> **Task description**:
Show all lines holding "page".

> **Data lines**:
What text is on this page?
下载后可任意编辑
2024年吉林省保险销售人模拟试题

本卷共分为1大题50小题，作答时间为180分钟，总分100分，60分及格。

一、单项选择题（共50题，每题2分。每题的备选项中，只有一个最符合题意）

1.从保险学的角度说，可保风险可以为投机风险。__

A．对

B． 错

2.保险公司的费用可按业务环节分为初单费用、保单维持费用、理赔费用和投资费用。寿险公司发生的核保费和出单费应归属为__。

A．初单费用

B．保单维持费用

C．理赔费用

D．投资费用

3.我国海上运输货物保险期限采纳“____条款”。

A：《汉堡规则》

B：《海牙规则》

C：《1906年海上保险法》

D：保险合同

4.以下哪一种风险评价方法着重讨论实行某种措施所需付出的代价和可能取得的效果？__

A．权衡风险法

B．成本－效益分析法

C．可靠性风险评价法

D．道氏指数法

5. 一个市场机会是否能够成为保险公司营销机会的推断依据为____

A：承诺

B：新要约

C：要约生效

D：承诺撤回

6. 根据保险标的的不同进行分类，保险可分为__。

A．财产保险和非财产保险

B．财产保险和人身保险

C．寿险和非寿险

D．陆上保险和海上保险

...

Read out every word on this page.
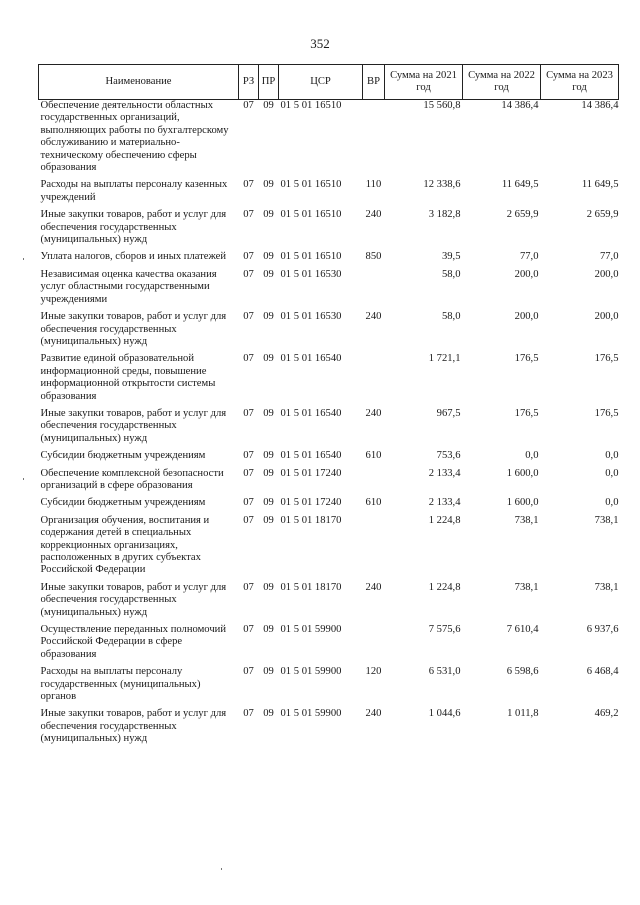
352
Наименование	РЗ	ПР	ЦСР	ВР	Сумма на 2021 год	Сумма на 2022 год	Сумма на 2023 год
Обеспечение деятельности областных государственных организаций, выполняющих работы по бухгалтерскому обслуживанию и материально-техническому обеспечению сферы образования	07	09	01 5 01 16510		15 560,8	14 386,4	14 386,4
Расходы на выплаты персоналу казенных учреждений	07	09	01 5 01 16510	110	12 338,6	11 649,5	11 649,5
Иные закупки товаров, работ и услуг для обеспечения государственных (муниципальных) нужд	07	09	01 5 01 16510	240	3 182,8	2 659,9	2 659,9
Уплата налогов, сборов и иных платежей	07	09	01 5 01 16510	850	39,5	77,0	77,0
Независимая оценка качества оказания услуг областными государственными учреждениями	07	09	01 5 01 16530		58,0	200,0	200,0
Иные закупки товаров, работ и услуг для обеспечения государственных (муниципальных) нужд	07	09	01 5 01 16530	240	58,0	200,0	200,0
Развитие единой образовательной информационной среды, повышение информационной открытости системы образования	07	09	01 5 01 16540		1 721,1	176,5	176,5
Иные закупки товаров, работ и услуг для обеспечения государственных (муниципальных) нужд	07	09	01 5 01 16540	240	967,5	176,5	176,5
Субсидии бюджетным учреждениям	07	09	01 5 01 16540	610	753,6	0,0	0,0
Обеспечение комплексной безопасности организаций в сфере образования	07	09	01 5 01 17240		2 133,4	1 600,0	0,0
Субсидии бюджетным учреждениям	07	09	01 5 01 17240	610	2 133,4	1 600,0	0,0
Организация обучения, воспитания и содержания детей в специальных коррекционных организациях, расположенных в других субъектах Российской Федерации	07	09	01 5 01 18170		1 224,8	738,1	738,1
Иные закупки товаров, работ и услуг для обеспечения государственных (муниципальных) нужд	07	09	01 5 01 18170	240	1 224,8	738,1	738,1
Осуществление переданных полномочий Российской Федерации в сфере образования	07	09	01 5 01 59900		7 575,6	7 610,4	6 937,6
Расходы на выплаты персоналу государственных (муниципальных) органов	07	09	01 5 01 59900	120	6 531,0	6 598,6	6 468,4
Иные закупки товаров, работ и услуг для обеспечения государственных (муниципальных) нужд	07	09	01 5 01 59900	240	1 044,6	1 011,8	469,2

...

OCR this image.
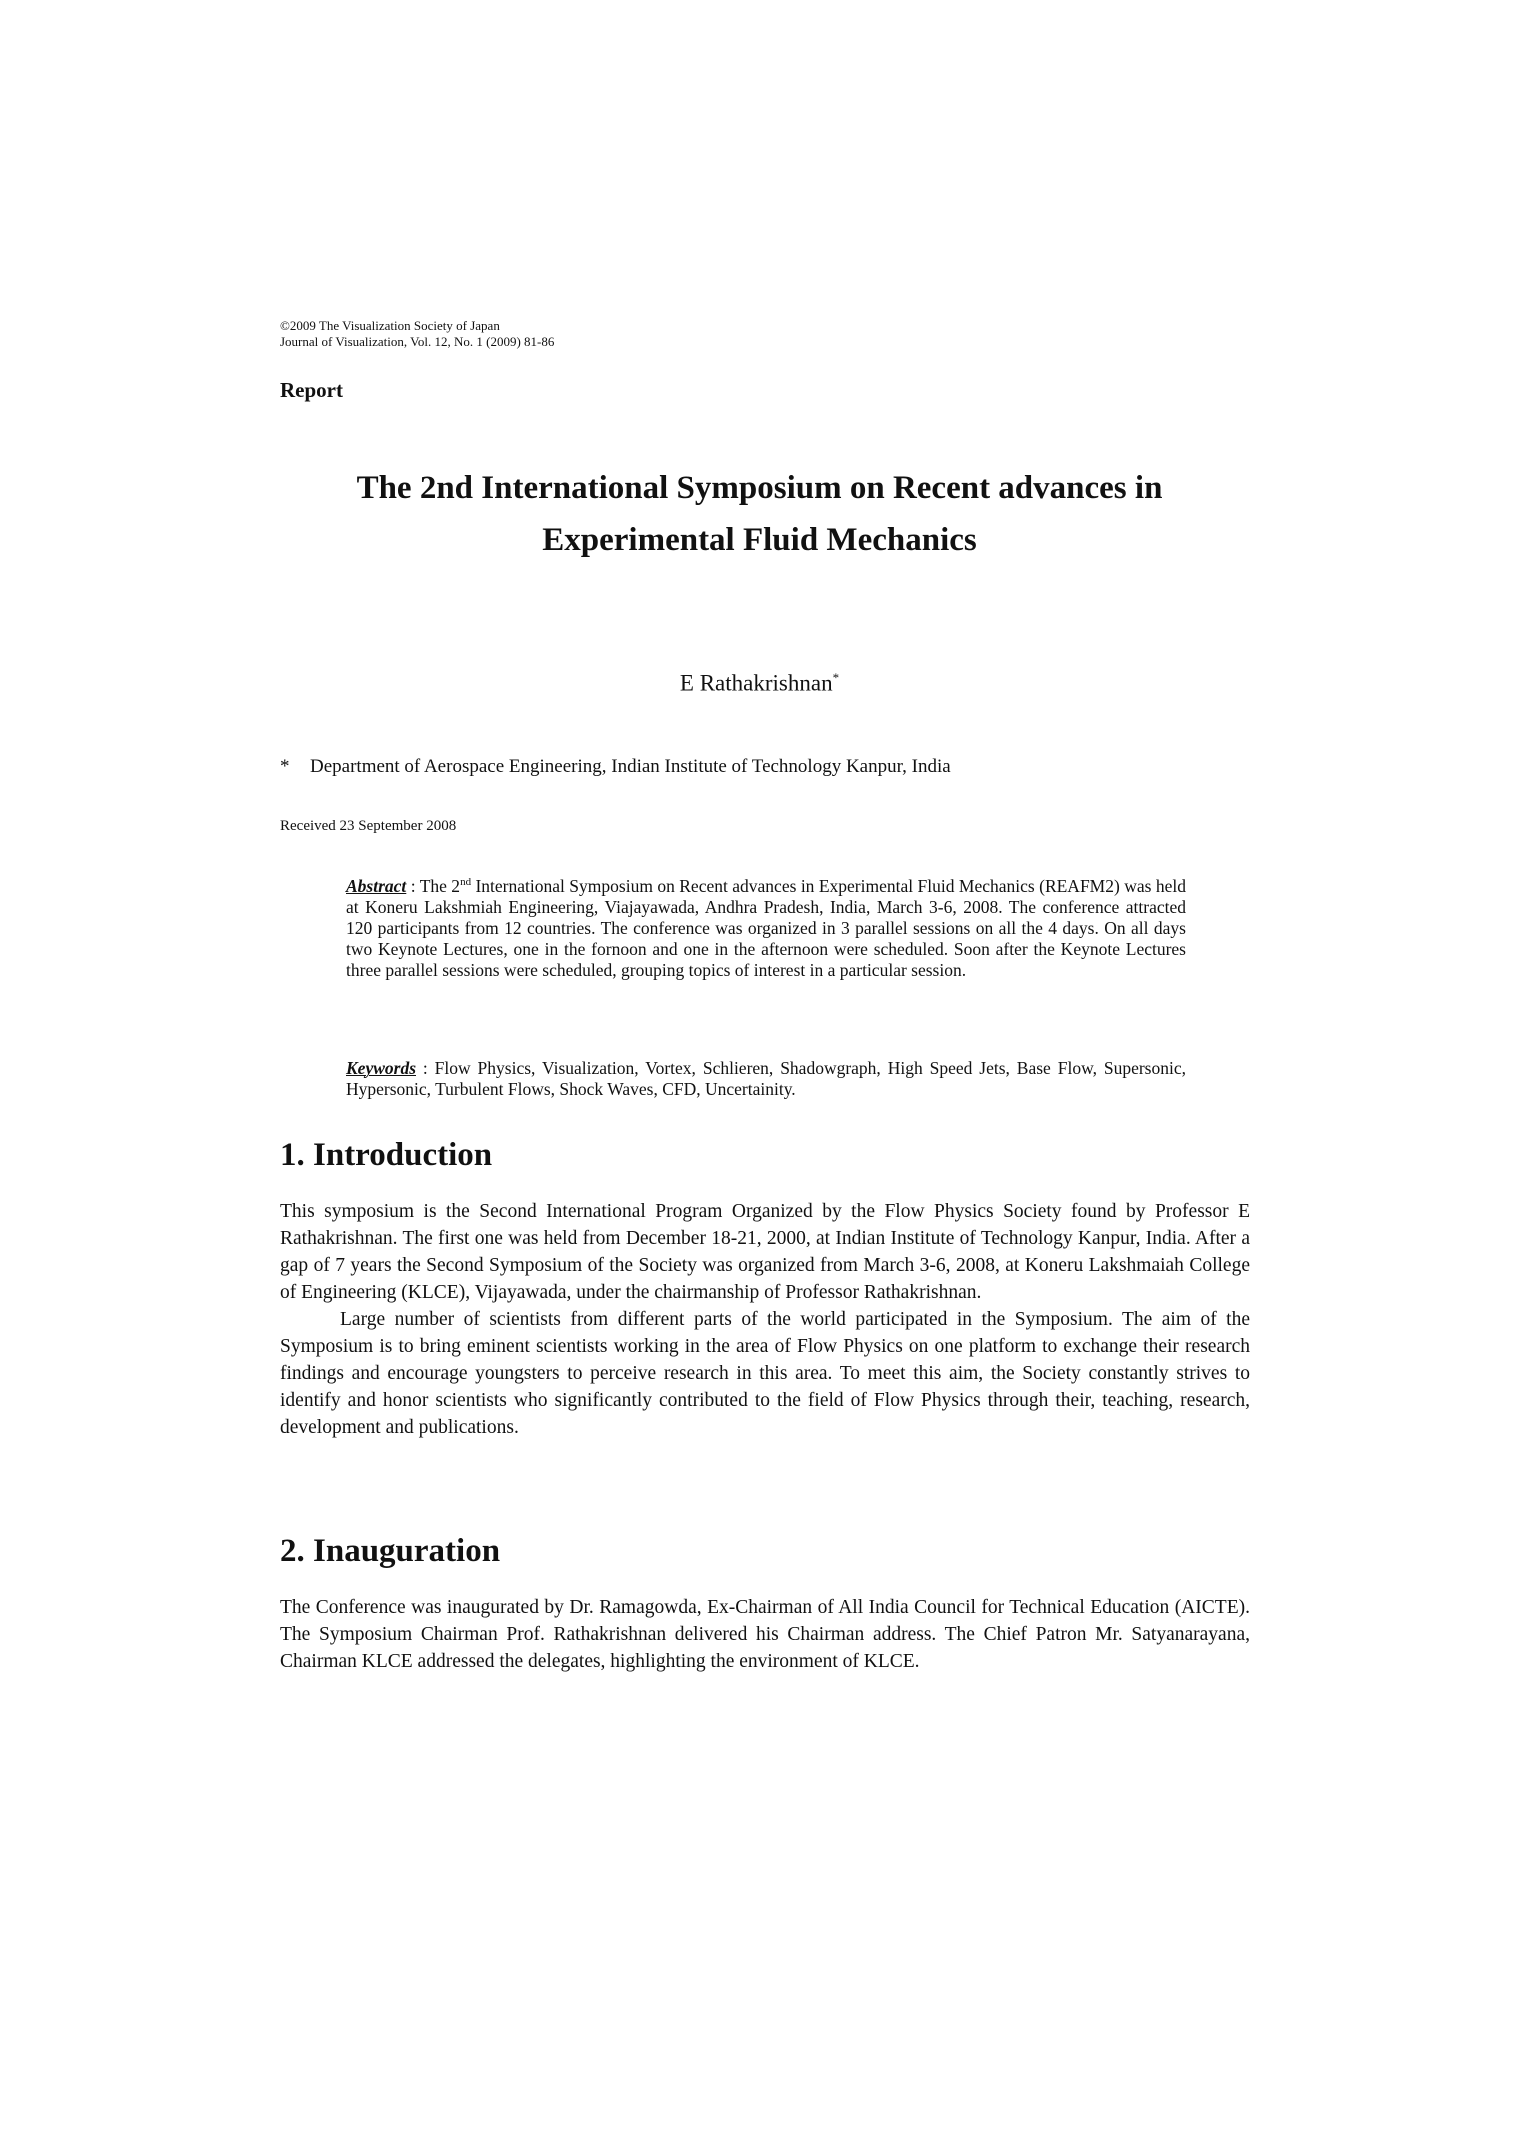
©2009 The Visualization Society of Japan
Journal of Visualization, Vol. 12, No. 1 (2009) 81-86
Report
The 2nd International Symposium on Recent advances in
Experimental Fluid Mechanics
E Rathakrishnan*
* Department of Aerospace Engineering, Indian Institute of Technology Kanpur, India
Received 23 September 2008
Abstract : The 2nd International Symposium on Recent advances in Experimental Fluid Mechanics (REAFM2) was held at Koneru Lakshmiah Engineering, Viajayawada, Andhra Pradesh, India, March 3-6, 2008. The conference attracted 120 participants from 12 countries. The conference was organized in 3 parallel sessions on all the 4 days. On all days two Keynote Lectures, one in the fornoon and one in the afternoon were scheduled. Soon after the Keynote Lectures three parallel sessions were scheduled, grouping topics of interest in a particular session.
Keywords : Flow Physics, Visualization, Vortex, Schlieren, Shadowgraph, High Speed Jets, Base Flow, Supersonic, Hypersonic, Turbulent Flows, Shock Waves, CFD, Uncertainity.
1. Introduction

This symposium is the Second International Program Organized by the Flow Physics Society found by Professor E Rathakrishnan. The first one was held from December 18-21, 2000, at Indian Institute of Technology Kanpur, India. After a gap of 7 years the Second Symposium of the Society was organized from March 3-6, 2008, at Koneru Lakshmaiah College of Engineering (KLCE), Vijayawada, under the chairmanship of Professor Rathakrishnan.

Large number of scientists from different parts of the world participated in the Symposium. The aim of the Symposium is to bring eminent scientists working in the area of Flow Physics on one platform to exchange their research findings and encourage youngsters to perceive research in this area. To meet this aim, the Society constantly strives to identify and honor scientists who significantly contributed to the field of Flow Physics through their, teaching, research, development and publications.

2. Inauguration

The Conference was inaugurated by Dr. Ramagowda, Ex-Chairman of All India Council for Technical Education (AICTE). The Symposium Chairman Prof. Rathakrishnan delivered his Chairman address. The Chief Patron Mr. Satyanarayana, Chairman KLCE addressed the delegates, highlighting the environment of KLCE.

> **The solution**:
What text is on this page?
Read out every word on this page.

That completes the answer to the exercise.